_Extracted records_:

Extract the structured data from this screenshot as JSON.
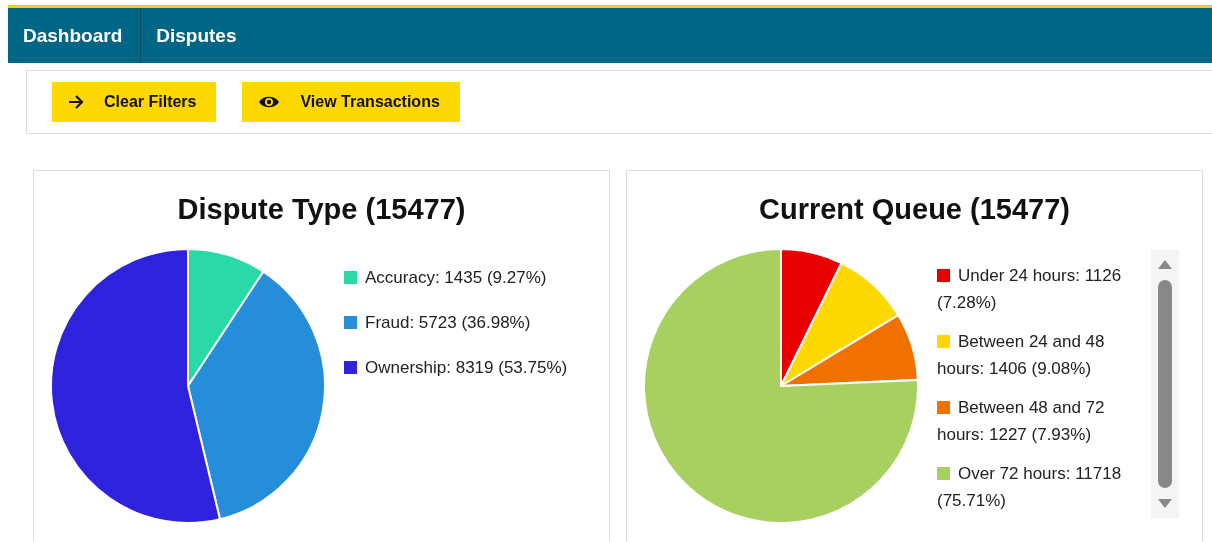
{
  "nav": {
    "items": [
      "Dashboard",
      "Disputes"
    ]
  },
  "toolbar": {
    "buttons": [
      {
        "label": "Clear Filters",
        "kind": "arrow"
      },
      {
        "label": "View Transactions",
        "kind": "eye"
      }
    ]
  },
  "cards": [
    {
      "title": "Dispute Type (15477)",
      "scrollbar": false,
      "legend": [
        {
          "rest": ": 1435 (9.27%)",
          "color": "#2adaa6"
        },
        {
          "rest": ": 5723 (36.98%)",
          "color": "#268ddb"
        },
        {
          "rest": ": 8319 (53.75%)",
          "color": "#2e22dd"
        }
      ],
      "chart_data": {
        "type": "pie",
        "categories": [
          "Accuracy",
          "Fraud",
          "Ownership"
        ],
        "values": [
          9.27,
          36.98,
          53.75
        ]
      }
    },
    {
      "title": "Current Queue (15477)",
      "scrollbar": true,
      "legend": [
        {
          "rest": ": 1126 (7.28%)",
          "color": "#e80000"
        },
        {
          "rest": ": 1406 (9.08%)",
          "color": "#ffd800"
        },
        {
          "rest": ": 1227 (7.93%)",
          "color": "#f07000"
        },
        {
          "rest": ": 11718 (75.71%)",
          "color": "#a8d060"
        }
      ],
      "chart_data": {
        "type": "pie",
        "categories": [
          "Under 24 hours",
          "Between 24 and 48 hours",
          "Between 48 and 72 hours",
          "Over 72 hours"
        ],
        "values": [
          7.28,
          9.08,
          7.93,
          75.71
        ]
      }
    }
  ]
}
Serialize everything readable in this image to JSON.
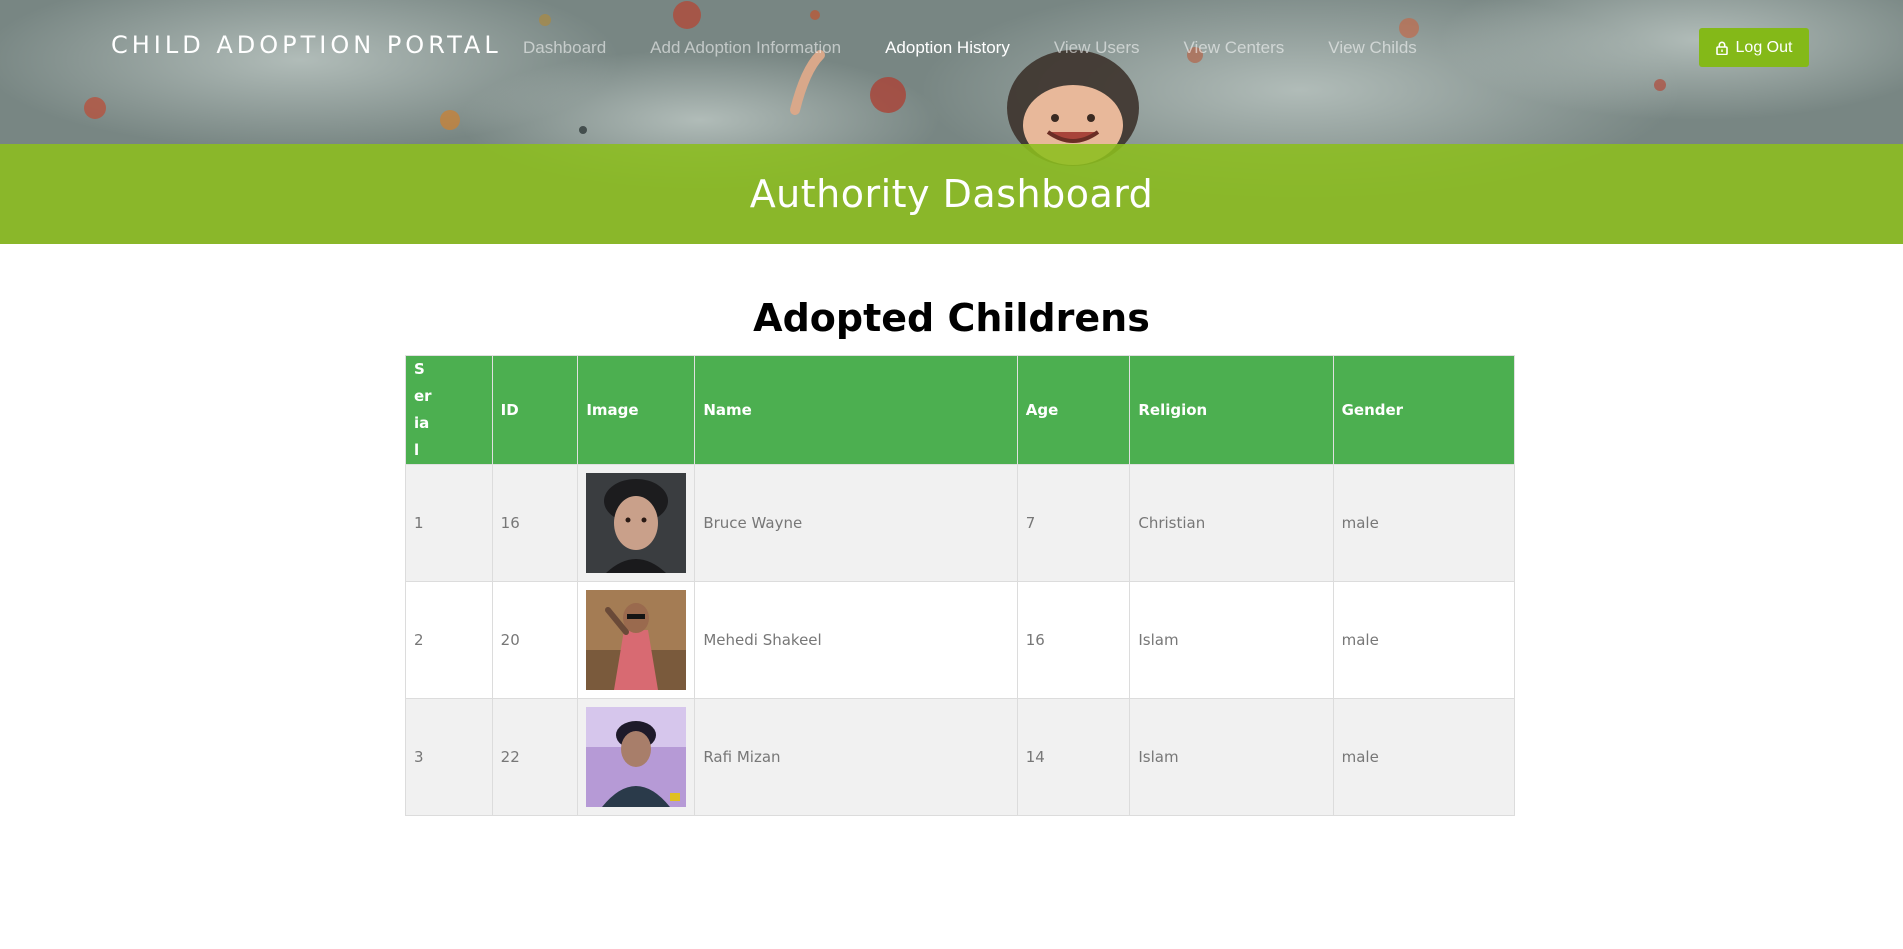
{
  "navbar": {
    "brand": "CHILD ADOPTION PORTAL",
    "links": [
      "Dashboard",
      "Add Adoption Information",
      "Adoption History",
      "View Users",
      "View Centers",
      "View Childs"
    ],
    "active_link": "Adoption History",
    "logout_label": "Log Out",
    "logout_icon": "lock-icon"
  },
  "banner": {
    "title": "Authority Dashboard"
  },
  "main": {
    "section_title": "Adopted Childrens",
    "table": {
      "headers": [
        "Serial",
        "ID",
        "Image",
        "Name",
        "Age",
        "Religion",
        "Gender"
      ],
      "rows": [
        {
          "serial": "1",
          "id": "16",
          "image": "portrait-photo",
          "name": "Bruce Wayne",
          "age": "7",
          "religion": "Christian",
          "gender": "male"
        },
        {
          "serial": "2",
          "id": "20",
          "image": "portrait-photo",
          "name": "Mehedi Shakeel",
          "age": "16",
          "religion": "Islam",
          "gender": "male"
        },
        {
          "serial": "3",
          "id": "22",
          "image": "portrait-photo",
          "name": "Rafi Mizan",
          "age": "14",
          "religion": "Islam",
          "gender": "male"
        }
      ]
    }
  },
  "colors": {
    "accent": "#84b918",
    "banner": "#8cbe1e",
    "table_header": "#4caf50",
    "row_alt": "#f1f1f1"
  }
}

_Exercise directions_:
Return each line of the data, keeping its wording exact and omitting pictures.

_Written answer_:
Extract the structured data from this screenshot as JSON.
{
  "nav": {
    "items": [
      "Dashboard",
      "Disputes"
    ]
  },
  "toolbar": {
    "buttons": [
      {
        "label": "Clear Filters",
        "kind": "arrow"
      },
      {
        "label": "View Transactions",
        "kind": "eye"
      }
    ]
  },
  "cards": [
    {
      "title": "Dispute Type (15477)",
      "scrollbar": false,
      "legend": [
        {
          "rest": ": 1435 (9.27%)",
          "color": "#2adaa6"
        },
        {
          "rest": ": 5723 (36.98%)",
          "color": "#268ddb"
        },
        {
          "rest": ": 8319 (53.75%)",
          "color": "#2e22dd"
        }
      ],
      "chart_data": {
        "type": "pie",
        "categories": [
          "Accuracy",
          "Fraud",
          "Ownership"
        ],
        "values": [
          9.27,
          36.98,
          53.75
        ]
      }
    },
    {
      "title": "Current Queue (15477)",
      "scrollbar": true,
      "legend": [
        {
          "rest": ": 1126 (7.28%)",
          "color": "#e80000"
        },
        {
          "rest": ": 1406 (9.08%)",
          "color": "#ffd800"
        },
        {
          "rest": ": 1227 (7.93%)",
          "color": "#f07000"
        },
        {
          "rest": ": 11718 (75.71%)",
          "color": "#a8d060"
        }
      ],
      "chart_data": {
        "type": "pie",
        "categories": [
          "Under 24 hours",
          "Between 24 and 48 hours",
          "Between 48 and 72 hours",
          "Over 72 hours"
        ],
        "values": [
          7.28,
          9.08,
          7.93,
          75.71
        ]
      }
    }
  ]
}
Serialize everything readable in this image to JSON.
{
  "navbar": {
    "brand": "CHILD ADOPTION PORTAL",
    "links": [
      "Dashboard",
      "Add Adoption Information",
      "Adoption History",
      "View Users",
      "View Centers",
      "View Childs"
    ],
    "active_link": "Adoption History",
    "logout_label": "Log Out",
    "logout_icon": "lock-icon"
  },
  "banner": {
    "title": "Authority Dashboard"
  },
  "main": {
    "section_title": "Adopted Childrens",
    "table": {
      "headers": [
        "Serial",
        "ID",
        "Image",
        "Name",
        "Age",
        "Religion",
        "Gender"
      ],
      "rows": [
        {
          "serial": "1",
          "id": "16",
          "image": "portrait-photo",
          "name": "Bruce Wayne",
          "age": "7",
          "religion": "Christian",
          "gender": "male"
        },
        {
          "serial": "2",
          "id": "20",
          "image": "portrait-photo",
          "name": "Mehedi Shakeel",
          "age": "16",
          "religion": "Islam",
          "gender": "male"
        },
        {
          "serial": "3",
          "id": "22",
          "image": "portrait-photo",
          "name": "Rafi Mizan",
          "age": "14",
          "religion": "Islam",
          "gender": "male"
        }
      ]
    }
  },
  "colors": {
    "accent": "#84b918",
    "banner": "#8cbe1e",
    "table_header": "#4caf50",
    "row_alt": "#f1f1f1"
  }
}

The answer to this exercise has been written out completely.